- **Exercise objective**: Find the lines holding "LIQUIDITY" and copy them.
>> start Materials provided
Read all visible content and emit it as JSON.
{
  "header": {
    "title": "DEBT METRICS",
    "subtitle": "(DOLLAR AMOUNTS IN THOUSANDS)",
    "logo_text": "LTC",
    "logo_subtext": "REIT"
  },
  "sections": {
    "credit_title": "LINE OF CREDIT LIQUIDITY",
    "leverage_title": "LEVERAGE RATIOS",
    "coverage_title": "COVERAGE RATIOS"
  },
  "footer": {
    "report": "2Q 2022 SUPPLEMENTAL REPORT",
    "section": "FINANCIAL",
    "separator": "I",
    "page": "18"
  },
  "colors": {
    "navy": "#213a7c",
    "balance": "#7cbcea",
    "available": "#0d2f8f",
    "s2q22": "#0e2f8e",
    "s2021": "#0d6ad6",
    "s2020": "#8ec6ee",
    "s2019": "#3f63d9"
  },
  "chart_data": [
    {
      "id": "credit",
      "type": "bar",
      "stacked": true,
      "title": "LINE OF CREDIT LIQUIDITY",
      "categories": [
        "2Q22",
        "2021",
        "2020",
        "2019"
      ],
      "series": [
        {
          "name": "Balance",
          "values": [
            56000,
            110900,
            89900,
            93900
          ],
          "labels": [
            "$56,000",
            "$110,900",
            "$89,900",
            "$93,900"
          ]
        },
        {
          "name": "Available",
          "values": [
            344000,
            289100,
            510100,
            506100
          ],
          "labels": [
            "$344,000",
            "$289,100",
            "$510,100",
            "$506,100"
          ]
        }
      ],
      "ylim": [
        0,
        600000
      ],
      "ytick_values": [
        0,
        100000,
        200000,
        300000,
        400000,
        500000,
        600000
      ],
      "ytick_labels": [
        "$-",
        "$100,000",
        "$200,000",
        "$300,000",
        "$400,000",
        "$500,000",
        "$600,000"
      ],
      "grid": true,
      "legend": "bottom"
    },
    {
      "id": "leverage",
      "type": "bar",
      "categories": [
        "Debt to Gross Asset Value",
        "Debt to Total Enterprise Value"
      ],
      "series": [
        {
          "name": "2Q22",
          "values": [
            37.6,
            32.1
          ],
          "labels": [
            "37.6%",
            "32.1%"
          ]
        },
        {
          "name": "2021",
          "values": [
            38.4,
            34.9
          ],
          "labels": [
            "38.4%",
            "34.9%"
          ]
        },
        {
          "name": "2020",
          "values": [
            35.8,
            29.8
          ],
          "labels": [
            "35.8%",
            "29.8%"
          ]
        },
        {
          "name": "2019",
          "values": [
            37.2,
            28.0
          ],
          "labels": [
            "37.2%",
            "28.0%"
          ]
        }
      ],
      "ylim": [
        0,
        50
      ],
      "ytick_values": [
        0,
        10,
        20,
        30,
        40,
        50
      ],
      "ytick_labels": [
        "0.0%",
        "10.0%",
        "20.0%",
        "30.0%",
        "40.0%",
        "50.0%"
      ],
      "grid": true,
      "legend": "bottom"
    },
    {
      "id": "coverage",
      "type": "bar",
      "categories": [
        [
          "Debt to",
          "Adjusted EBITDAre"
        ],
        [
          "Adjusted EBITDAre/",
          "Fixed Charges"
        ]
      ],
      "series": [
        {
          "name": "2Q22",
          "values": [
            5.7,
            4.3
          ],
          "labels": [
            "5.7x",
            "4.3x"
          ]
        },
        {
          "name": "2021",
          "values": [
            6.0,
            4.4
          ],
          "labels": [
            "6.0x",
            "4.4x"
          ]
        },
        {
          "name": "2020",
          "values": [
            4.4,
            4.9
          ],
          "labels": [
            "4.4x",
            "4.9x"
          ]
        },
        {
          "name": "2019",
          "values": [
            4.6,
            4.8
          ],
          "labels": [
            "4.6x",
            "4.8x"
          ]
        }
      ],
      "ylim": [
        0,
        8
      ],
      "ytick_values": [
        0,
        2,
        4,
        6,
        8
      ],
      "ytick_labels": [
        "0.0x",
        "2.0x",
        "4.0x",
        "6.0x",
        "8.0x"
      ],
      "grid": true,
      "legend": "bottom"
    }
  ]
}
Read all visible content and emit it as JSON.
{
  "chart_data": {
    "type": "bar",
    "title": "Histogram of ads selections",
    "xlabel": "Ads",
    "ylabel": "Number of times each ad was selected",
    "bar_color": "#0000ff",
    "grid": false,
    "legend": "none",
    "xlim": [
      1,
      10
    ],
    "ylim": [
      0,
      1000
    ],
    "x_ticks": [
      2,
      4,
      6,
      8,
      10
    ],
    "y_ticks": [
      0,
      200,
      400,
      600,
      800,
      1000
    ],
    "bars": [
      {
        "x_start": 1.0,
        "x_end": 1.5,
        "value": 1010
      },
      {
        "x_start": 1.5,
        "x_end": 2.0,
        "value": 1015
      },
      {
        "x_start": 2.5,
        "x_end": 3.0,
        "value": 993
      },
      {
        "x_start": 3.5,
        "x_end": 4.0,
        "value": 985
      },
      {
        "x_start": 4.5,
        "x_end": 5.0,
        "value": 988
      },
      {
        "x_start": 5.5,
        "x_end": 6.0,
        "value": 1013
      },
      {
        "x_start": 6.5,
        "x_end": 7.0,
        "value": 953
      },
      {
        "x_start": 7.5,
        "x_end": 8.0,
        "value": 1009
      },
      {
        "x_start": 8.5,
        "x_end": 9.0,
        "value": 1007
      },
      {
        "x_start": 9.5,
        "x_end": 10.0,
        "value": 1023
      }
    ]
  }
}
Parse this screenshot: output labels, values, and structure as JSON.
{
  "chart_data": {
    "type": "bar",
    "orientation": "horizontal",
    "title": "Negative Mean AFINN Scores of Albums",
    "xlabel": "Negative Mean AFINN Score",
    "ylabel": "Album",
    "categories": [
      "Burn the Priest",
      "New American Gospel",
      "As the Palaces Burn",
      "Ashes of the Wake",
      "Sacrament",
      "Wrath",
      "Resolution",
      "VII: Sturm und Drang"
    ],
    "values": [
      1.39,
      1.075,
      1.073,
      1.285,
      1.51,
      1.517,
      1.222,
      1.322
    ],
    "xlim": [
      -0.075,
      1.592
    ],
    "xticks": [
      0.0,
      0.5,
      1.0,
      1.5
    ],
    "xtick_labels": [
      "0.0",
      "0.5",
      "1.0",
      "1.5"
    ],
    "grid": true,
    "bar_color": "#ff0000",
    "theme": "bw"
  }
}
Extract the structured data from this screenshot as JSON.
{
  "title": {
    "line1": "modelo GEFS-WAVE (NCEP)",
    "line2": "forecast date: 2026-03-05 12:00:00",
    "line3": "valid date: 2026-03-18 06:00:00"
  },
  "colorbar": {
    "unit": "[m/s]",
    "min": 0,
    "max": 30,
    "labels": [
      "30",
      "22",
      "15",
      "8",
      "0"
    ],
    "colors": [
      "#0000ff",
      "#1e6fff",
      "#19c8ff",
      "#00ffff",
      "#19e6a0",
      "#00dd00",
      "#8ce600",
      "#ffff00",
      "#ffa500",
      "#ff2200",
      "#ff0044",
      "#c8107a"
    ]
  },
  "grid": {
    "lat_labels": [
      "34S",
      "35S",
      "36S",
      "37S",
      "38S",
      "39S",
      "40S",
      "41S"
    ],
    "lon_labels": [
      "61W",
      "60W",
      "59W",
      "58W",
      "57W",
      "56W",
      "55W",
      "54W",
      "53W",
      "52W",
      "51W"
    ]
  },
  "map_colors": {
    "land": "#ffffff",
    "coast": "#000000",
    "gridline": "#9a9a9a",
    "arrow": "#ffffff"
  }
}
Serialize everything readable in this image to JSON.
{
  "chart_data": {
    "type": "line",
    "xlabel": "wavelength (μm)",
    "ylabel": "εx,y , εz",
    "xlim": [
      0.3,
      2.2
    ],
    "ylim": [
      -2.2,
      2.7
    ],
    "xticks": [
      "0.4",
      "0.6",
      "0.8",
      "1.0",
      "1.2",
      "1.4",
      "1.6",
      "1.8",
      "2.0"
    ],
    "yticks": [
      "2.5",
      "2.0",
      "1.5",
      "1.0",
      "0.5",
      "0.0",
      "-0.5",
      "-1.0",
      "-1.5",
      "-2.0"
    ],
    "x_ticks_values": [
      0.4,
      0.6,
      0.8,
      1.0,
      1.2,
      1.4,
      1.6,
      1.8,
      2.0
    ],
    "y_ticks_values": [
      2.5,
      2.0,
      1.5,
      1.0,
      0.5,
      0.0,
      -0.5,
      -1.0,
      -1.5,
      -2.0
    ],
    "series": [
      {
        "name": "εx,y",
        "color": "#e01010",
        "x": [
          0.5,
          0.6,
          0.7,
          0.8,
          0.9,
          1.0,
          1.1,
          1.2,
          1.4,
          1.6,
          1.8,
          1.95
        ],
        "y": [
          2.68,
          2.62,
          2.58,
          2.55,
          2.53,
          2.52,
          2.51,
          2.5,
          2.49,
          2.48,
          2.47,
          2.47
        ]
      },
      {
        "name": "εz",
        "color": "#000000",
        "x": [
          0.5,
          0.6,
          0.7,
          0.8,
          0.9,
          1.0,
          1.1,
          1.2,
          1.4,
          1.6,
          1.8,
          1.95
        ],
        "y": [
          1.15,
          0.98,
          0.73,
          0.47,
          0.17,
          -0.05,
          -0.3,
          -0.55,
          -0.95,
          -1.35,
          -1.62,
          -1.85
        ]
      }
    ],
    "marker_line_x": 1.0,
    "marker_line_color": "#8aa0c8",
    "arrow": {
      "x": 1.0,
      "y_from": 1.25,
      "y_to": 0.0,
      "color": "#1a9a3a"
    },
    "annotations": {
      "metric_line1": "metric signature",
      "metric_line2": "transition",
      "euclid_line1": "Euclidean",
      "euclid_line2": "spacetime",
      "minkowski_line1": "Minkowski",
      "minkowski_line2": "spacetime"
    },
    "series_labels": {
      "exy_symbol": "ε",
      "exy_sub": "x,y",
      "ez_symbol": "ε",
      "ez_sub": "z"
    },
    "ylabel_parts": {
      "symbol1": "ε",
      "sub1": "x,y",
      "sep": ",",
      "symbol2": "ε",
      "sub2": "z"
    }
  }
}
>> end Materials provided
- **Written response**:
    "credit_title": "LINE OF CREDIT LIQUIDITY",
      "title": "LINE OF CREDIT LIQUIDITY",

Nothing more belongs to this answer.